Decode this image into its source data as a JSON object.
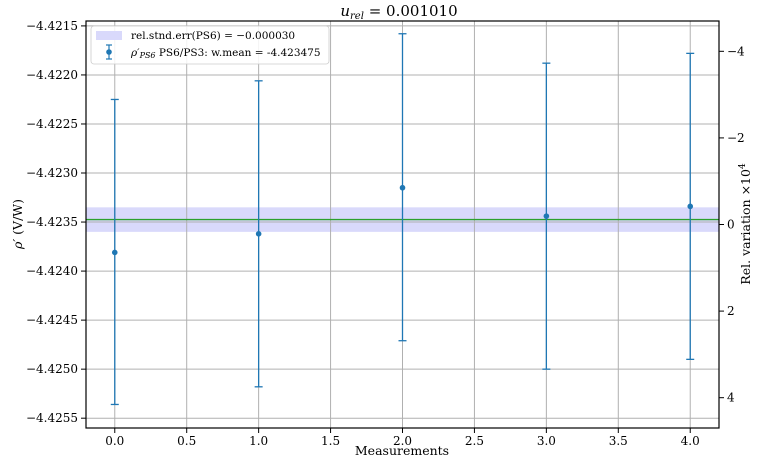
{
  "chart_data": {
    "type": "scatter",
    "title": "u_rel = 0.001010",
    "xlabel": "Measurements",
    "ylabel": "ρ' (V/W)",
    "y2label": "Rel. variation ×10⁴",
    "xlim": [
      -0.2,
      4.2
    ],
    "ylim": [
      -4.4256,
      -4.42145
    ],
    "y2lim": [
      4.7,
      -4.7
    ],
    "x_ticks": [
      0.0,
      0.5,
      1.0,
      1.5,
      2.0,
      2.5,
      3.0,
      3.5,
      4.0
    ],
    "x_tick_labels": [
      "0.0",
      "0.5",
      "1.0",
      "1.5",
      "2.0",
      "2.5",
      "3.0",
      "3.5",
      "4.0"
    ],
    "y_ticks": [
      -4.4215,
      -4.422,
      -4.4225,
      -4.423,
      -4.4235,
      -4.424,
      -4.4245,
      -4.425,
      -4.4255
    ],
    "y_tick_labels": [
      "−4.4215",
      "−4.4220",
      "−4.4225",
      "−4.4230",
      "−4.4235",
      "−4.4240",
      "−4.4245",
      "−4.4250",
      "−4.4255"
    ],
    "y2_ticks": [
      -4,
      -2,
      0,
      2,
      4
    ],
    "y2_tick_labels": [
      "−4",
      "−2",
      "0",
      "2",
      "4"
    ],
    "grid": true,
    "legend_position": "top-left",
    "series": [
      {
        "name": "ρ′PS6 PS6/PS3:  w.mean = -4.423475",
        "color": "#1f77b4",
        "x": [
          0,
          1,
          2,
          3,
          4
        ],
        "y": [
          -4.42381,
          -4.42362,
          -4.42315,
          -4.42344,
          -4.42334
        ],
        "yerr_low": [
          -4.42536,
          -4.42518,
          -4.42471,
          -4.425,
          -4.4249
        ],
        "yerr_high": [
          -4.42225,
          -4.42206,
          -4.42158,
          -4.42188,
          -4.42178
        ]
      }
    ],
    "mean_line": {
      "value": -4.423475,
      "color": "#2ca02c"
    },
    "band": {
      "name": "rel.stnd.err(PS6) = −0.000030",
      "low": -4.4236,
      "high": -4.42335,
      "color": "#d9d9fb"
    },
    "legend": {
      "band_label": "rel.stnd.err(PS6) = −0.000030",
      "series_prefix": "ρ′",
      "series_subscript": "PS6",
      "series_label": "PS6/PS3:  w.mean = -4.423475"
    }
  }
}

EXERCISE DIRECTIONS: Every record gets retyped exactly; no picture goes into the copy.

RESULT BELOW:
Decode this image into its source data as a JSON object.
{
  "chart_data": {
    "type": "scatter",
    "title": "u_rel = 0.001010",
    "xlabel": "Measurements",
    "ylabel": "ρ' (V/W)",
    "y2label": "Rel. variation ×10⁴",
    "xlim": [
      -0.2,
      4.2
    ],
    "ylim": [
      -4.4256,
      -4.42145
    ],
    "y2lim": [
      4.7,
      -4.7
    ],
    "x_ticks": [
      0.0,
      0.5,
      1.0,
      1.5,
      2.0,
      2.5,
      3.0,
      3.5,
      4.0
    ],
    "x_tick_labels": [
      "0.0",
      "0.5",
      "1.0",
      "1.5",
      "2.0",
      "2.5",
      "3.0",
      "3.5",
      "4.0"
    ],
    "y_ticks": [
      -4.4215,
      -4.422,
      -4.4225,
      -4.423,
      -4.4235,
      -4.424,
      -4.4245,
      -4.425,
      -4.4255
    ],
    "y_tick_labels": [
      "−4.4215",
      "−4.4220",
      "−4.4225",
      "−4.4230",
      "−4.4235",
      "−4.4240",
      "−4.4245",
      "−4.4250",
      "−4.4255"
    ],
    "y2_ticks": [
      -4,
      -2,
      0,
      2,
      4
    ],
    "y2_tick_labels": [
      "−4",
      "−2",
      "0",
      "2",
      "4"
    ],
    "grid": true,
    "legend_position": "top-left",
    "series": [
      {
        "name": "ρ′PS6 PS6/PS3:  w.mean = -4.423475",
        "color": "#1f77b4",
        "x": [
          0,
          1,
          2,
          3,
          4
        ],
        "y": [
          -4.42381,
          -4.42362,
          -4.42315,
          -4.42344,
          -4.42334
        ],
        "yerr_low": [
          -4.42536,
          -4.42518,
          -4.42471,
          -4.425,
          -4.4249
        ],
        "yerr_high": [
          -4.42225,
          -4.42206,
          -4.42158,
          -4.42188,
          -4.42178
        ]
      }
    ],
    "mean_line": {
      "value": -4.423475,
      "color": "#2ca02c"
    },
    "band": {
      "name": "rel.stnd.err(PS6) = −0.000030",
      "low": -4.4236,
      "high": -4.42335,
      "color": "#d9d9fb"
    },
    "legend": {
      "band_label": "rel.stnd.err(PS6) = −0.000030",
      "series_prefix": "ρ′",
      "series_subscript": "PS6",
      "series_label": "PS6/PS3:  w.mean = -4.423475"
    }
  }
}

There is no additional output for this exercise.